### What needs to be done
Your answer should be a single number: the count of lines containing "plus".

A run of records

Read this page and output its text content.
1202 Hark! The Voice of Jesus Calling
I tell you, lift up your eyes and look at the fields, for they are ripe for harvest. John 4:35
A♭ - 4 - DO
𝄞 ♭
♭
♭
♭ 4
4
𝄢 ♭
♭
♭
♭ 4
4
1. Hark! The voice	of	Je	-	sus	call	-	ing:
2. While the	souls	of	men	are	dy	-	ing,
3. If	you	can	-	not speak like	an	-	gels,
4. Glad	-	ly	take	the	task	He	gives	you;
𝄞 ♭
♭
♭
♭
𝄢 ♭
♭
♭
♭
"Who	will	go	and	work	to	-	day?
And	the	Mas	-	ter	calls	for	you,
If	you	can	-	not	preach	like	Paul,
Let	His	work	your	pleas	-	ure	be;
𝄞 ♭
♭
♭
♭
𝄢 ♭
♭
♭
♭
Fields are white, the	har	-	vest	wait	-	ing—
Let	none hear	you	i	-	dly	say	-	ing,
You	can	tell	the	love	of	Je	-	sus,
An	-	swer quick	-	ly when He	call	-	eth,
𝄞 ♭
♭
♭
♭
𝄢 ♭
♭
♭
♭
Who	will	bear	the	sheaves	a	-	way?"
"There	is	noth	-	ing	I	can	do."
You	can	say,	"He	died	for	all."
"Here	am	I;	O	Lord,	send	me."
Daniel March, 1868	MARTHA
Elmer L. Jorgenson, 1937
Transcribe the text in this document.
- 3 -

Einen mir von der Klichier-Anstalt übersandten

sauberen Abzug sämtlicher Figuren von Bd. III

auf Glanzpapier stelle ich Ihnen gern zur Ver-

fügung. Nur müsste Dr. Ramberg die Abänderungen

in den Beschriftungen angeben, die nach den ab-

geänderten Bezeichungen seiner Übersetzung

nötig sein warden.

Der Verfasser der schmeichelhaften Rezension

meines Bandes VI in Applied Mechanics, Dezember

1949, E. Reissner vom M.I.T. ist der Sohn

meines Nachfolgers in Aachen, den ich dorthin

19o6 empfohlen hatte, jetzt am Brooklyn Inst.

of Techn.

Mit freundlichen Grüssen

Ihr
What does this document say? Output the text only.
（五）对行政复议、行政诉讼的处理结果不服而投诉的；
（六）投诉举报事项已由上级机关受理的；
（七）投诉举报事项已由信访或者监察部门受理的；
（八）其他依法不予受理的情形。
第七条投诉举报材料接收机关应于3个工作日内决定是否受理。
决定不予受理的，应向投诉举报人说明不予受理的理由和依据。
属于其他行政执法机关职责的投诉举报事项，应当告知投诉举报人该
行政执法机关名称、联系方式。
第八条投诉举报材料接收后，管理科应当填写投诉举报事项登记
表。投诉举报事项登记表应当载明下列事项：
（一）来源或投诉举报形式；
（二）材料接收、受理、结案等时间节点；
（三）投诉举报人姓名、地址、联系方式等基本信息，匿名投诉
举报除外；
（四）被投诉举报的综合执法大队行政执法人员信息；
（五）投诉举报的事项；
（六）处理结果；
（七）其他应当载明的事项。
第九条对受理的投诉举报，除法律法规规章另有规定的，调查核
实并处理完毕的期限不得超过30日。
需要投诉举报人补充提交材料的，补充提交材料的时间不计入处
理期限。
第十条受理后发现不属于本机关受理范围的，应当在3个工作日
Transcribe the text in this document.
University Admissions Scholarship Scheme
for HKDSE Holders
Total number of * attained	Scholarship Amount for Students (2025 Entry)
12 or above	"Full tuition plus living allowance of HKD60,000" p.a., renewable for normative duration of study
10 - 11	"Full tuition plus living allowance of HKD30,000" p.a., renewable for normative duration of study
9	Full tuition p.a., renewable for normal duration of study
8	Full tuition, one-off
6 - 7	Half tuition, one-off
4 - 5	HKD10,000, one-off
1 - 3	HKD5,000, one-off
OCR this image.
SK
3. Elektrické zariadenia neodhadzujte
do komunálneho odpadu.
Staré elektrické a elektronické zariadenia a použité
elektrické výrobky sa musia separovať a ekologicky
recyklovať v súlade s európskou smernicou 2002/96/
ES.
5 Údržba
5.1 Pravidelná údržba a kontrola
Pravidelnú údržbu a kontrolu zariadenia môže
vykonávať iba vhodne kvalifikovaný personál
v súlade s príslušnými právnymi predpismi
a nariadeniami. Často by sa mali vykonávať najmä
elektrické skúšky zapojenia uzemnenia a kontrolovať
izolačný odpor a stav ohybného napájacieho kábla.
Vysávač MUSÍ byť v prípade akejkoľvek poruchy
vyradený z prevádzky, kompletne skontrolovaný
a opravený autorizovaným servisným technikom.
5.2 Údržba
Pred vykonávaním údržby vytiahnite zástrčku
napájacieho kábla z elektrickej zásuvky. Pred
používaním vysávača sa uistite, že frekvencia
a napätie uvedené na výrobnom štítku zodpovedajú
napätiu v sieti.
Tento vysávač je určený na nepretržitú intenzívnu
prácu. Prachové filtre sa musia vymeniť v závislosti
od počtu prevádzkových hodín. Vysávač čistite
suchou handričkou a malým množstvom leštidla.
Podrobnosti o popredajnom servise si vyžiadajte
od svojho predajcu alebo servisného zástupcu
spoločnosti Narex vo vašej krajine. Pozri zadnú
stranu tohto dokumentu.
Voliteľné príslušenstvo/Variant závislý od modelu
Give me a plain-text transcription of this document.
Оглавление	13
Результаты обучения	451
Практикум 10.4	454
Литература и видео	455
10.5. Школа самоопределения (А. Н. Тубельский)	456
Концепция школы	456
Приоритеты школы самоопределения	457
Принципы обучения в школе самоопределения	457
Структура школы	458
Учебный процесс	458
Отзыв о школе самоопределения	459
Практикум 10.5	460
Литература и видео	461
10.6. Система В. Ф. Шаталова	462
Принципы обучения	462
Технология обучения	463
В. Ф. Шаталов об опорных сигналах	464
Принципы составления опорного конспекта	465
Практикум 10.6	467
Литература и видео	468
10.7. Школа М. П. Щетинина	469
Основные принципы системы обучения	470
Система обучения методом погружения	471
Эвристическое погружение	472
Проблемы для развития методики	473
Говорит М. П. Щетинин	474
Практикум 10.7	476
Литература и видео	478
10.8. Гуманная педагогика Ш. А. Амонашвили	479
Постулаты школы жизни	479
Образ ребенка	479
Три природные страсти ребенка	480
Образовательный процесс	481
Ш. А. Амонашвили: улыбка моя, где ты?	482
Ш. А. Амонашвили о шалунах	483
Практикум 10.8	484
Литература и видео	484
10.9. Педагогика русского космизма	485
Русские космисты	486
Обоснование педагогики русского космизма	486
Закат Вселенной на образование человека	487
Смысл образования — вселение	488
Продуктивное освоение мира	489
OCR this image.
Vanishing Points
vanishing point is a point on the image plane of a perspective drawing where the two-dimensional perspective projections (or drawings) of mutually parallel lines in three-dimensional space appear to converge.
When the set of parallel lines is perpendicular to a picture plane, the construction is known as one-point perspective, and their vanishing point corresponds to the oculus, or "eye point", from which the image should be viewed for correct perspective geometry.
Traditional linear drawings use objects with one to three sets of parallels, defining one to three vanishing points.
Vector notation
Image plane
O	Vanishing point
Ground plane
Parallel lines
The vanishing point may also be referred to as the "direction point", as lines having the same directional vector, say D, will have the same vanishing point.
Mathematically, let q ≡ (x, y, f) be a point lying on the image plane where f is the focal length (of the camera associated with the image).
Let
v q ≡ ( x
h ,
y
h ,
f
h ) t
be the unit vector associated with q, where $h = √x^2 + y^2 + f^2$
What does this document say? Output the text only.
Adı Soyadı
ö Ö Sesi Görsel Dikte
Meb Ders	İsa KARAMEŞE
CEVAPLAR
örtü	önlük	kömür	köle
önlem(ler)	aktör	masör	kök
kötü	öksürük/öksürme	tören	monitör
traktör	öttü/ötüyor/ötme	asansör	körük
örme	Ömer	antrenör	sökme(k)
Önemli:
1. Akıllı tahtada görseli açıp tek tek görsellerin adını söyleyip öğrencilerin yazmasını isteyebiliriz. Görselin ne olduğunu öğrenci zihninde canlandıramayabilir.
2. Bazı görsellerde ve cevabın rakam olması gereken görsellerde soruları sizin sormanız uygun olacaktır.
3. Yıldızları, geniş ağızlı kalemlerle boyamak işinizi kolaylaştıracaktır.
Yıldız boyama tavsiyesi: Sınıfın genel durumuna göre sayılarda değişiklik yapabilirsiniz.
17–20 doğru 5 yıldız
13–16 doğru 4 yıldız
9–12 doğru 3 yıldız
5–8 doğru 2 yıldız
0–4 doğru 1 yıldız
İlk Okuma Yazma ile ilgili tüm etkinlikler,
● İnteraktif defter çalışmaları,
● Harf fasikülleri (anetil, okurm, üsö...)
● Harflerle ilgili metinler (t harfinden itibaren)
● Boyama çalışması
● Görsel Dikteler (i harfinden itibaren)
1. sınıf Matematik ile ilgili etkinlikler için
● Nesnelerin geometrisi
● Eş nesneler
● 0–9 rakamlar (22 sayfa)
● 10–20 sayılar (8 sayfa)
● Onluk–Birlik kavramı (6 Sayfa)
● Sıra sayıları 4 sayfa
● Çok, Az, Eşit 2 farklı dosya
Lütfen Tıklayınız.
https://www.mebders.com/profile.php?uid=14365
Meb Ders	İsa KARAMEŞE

### In response
2